* WHAT YOU SHOULD DO
Among the entries, which lines carry the string "years"? Copy each of them.

* DATA FOR THIS TASK
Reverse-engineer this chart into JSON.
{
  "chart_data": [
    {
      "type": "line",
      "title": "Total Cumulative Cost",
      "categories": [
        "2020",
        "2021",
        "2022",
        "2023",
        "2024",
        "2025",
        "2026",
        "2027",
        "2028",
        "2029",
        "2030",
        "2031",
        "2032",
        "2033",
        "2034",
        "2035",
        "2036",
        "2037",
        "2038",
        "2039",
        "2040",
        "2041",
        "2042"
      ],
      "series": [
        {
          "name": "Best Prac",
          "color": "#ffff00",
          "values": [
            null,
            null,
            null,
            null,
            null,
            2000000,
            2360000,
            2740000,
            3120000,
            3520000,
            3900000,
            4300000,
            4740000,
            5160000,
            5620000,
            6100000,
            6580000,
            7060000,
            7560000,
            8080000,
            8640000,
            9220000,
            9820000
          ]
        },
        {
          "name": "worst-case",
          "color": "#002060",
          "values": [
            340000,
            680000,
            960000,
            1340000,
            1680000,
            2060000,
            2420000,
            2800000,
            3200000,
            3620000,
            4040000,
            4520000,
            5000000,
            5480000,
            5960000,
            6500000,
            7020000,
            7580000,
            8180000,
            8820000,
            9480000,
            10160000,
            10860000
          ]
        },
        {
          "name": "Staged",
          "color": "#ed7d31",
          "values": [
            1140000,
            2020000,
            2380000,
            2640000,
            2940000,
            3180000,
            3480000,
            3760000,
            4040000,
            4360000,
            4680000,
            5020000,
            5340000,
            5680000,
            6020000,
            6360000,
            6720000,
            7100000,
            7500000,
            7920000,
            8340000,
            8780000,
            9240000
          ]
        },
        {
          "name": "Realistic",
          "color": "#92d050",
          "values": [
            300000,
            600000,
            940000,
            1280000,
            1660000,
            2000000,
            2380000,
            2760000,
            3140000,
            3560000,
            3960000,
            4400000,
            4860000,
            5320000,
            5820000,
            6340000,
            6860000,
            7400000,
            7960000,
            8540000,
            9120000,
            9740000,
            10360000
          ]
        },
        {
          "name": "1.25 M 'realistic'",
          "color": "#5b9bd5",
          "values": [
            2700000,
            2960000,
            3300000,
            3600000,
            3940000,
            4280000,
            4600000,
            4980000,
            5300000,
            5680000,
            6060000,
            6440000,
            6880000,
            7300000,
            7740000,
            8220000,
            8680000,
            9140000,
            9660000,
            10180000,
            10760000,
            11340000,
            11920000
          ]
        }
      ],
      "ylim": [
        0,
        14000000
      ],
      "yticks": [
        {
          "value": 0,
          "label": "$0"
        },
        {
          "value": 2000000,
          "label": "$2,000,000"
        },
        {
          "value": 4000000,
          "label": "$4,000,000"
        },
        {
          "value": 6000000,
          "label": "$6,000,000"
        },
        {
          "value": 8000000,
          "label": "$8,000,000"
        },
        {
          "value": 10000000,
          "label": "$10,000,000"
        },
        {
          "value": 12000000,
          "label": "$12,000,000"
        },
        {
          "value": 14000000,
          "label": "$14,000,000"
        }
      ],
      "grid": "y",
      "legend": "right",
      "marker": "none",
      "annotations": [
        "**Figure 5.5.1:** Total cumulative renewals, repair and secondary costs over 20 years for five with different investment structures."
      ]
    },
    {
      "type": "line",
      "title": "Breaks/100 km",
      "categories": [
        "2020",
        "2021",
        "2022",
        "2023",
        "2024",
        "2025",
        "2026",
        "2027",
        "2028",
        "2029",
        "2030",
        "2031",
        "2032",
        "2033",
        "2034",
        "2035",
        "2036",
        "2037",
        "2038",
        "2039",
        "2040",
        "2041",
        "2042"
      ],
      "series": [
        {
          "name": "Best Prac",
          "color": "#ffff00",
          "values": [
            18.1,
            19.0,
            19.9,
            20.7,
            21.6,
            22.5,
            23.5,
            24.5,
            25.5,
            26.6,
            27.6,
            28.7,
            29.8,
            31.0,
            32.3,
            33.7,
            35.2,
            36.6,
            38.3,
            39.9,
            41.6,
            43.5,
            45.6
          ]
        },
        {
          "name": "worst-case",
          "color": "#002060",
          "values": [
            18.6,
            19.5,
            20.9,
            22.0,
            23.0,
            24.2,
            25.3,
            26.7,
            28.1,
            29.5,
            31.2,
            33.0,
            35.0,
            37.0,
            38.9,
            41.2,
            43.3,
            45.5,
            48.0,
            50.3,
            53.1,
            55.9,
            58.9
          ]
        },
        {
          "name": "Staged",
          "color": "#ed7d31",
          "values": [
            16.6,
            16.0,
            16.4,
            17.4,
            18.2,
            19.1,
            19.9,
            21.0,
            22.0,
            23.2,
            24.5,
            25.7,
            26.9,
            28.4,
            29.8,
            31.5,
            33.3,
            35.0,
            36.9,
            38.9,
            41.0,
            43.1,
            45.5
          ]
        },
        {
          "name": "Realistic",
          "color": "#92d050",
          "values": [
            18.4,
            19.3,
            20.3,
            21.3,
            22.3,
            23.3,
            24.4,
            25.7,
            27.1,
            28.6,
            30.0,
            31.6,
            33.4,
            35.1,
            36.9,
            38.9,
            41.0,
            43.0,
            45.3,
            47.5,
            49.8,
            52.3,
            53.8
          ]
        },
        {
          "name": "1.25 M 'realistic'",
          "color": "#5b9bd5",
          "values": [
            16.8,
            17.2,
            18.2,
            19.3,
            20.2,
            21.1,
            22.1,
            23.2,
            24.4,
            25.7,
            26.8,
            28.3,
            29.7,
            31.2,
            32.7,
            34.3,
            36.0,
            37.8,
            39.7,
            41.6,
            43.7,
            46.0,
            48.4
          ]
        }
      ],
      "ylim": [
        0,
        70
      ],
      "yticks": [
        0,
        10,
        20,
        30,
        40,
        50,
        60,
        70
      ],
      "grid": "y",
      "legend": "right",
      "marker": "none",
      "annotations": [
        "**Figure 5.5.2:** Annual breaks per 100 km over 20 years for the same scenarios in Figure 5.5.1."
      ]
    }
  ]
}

* COMPLETED EXERCISE
        "**Figure 5.5.1:** Total cumulative renewals, repair and secondary costs over 20 years for five with different investment structures."
        "**Figure 5.5.2:** Annual breaks per 100 km over 20 years for the same scenarios in Figure 5.5.1."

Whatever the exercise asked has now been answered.